Written task | Output all lines exactly.

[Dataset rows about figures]
--- BEGIN ---
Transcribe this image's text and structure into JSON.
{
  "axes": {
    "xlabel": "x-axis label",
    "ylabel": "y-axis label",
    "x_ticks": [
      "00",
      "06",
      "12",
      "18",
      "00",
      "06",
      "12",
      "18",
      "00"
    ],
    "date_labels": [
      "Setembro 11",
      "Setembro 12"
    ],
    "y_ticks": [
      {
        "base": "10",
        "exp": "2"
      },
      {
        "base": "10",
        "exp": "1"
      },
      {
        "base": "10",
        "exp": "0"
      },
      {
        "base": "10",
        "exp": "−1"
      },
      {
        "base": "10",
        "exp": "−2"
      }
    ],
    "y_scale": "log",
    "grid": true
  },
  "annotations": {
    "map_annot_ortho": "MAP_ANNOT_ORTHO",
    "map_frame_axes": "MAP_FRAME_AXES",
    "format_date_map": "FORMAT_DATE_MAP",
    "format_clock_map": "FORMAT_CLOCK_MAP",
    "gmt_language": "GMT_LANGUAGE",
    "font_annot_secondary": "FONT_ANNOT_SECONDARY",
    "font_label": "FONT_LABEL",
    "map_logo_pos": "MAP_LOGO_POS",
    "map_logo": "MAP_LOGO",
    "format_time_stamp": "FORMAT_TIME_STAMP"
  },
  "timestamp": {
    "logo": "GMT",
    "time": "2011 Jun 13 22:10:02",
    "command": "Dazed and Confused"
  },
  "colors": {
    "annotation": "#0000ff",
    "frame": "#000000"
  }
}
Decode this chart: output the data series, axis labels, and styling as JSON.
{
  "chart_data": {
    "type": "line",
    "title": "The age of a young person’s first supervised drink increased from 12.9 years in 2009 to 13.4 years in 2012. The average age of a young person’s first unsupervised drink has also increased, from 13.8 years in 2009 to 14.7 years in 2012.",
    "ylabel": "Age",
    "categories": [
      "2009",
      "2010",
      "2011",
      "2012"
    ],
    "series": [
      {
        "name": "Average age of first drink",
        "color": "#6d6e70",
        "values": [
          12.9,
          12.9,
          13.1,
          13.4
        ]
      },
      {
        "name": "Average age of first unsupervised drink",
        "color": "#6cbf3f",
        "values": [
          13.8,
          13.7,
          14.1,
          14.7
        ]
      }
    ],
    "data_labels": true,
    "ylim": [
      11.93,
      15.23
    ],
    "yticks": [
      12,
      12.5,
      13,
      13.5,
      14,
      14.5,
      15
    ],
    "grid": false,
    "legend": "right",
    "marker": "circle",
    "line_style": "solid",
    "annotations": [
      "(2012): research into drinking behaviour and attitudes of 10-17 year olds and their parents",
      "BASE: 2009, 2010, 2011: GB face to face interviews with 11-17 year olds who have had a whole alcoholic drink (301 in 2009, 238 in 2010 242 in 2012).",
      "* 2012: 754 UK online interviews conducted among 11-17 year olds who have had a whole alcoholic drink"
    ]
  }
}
--- END ---
Result of this task |
Transcribe this image's text and structure into JSON.
{
  "axes": {
    "xlabel": "x-axis label",
    "ylabel": "y-axis label",
    "x_ticks": [
      "00",
      "06",
      "12",
      "18",
      "00",
      "06",
      "12",
      "18",
      "00"
    ],
    "date_labels": [
      "Setembro 11",
      "Setembro 12"
    ],
    "y_ticks": [
      {
        "base": "10",
        "exp": "2"
      },
      {
        "base": "10",
        "exp": "1"
      },
      {
        "base": "10",
        "exp": "0"
      },
      {
        "base": "10",
        "exp": "−1"
      },
      {
        "base": "10",
        "exp": "−2"
      }
    ],
    "y_scale": "log",
    "grid": true
  },
  "annotations": {
    "map_annot_ortho": "MAP_ANNOT_ORTHO",
    "map_frame_axes": "MAP_FRAME_AXES",
    "format_date_map": "FORMAT_DATE_MAP",
    "format_clock_map": "FORMAT_CLOCK_MAP",
    "gmt_language": "GMT_LANGUAGE",
    "font_annot_secondary": "FONT_ANNOT_SECONDARY",
    "font_label": "FONT_LABEL",
    "map_logo_pos": "MAP_LOGO_POS",
    "map_logo": "MAP_LOGO",
    "format_time_stamp": "FORMAT_TIME_STAMP"
  },
  "timestamp": {
    "logo": "GMT",
    "time": "2011 Jun 13 22:10:02",
    "command": "Dazed and Confused"
  },
  "colors": {
    "annotation": "#0000ff",
    "frame": "#000000"
  }
}
Decode this chart: output the data series, axis labels, and styling as JSON.
{
  "chart_data": {
    "type": "line",
    "title": "The age of a young person’s first supervised drink increased from 12.9 years in 2009 to 13.4 years in 2012. The average age of a young person’s first unsupervised drink has also increased, from 13.8 years in 2009 to 14.7 years in 2012.",
    "ylabel": "Age",
    "categories": [
      "2009",
      "2010",
      "2011",
      "2012"
    ],
    "series": [
      {
        "name": "Average age of first drink",
        "color": "#6d6e70",
        "values": [
          12.9,
          12.9,
          13.1,
          13.4
        ]
      },
      {
        "name": "Average age of first unsupervised drink",
        "color": "#6cbf3f",
        "values": [
          13.8,
          13.7,
          14.1,
          14.7
        ]
      }
    ],
    "data_labels": true,
    "ylim": [
      11.93,
      15.23
    ],
    "yticks": [
      12,
      12.5,
      13,
      13.5,
      14,
      14.5,
      15
    ],
    "grid": false,
    "legend": "right",
    "marker": "circle",
    "line_style": "solid",
    "annotations": [
      "(2012): research into drinking behaviour and attitudes of 10-17 year olds and their parents",
      "BASE: 2009, 2010, 2011: GB face to face interviews with 11-17 year olds who have had a whole alcoholic drink (301 in 2009, 238 in 2010 242 in 2012).",
      "* 2012: 754 UK online interviews conducted among 11-17 year olds who have had a whole alcoholic drink"
    ]
  }
}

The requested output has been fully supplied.